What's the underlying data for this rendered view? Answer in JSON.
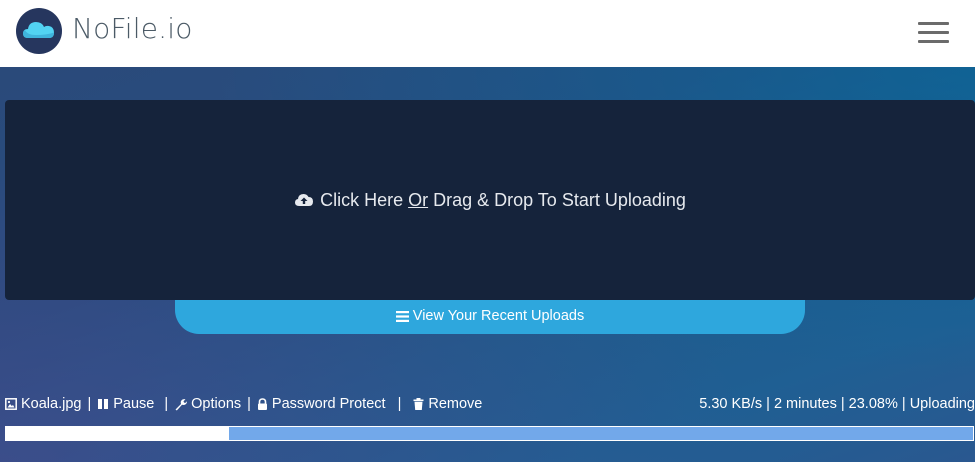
{
  "header": {
    "brand": "NoFile.io",
    "logo_icon": "cloud-logo-icon",
    "menu_icon": "hamburger-menu-icon"
  },
  "dropzone": {
    "text_before": "Click Here ",
    "text_or": "Or",
    "text_after": " Drag & Drop To Start Uploading",
    "icon": "cloud-upload-icon"
  },
  "recent_uploads": {
    "label": "View Your Recent Uploads",
    "icon": "list-icon"
  },
  "upload": {
    "filename": "Koala.jpg",
    "pause_label": "Pause",
    "options_label": "Options",
    "password_label": "Password Protect",
    "remove_label": "Remove",
    "speed": "5.30 KB/s",
    "eta": "2 minutes",
    "percent": "23.08%",
    "status": "Uploading",
    "progress_fraction": 0.2308
  },
  "colors": {
    "accent": "#2ea7dd",
    "dropzone_bg": "#15233b",
    "progress_bg": "#72a8ea",
    "progress_fill": "#ffffff"
  }
}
━━━━━━━━━━━━━━━━
YOUR TASK
Count the lines above in which the word "icon" appears, then state only that count.

TASK OUTPUT
4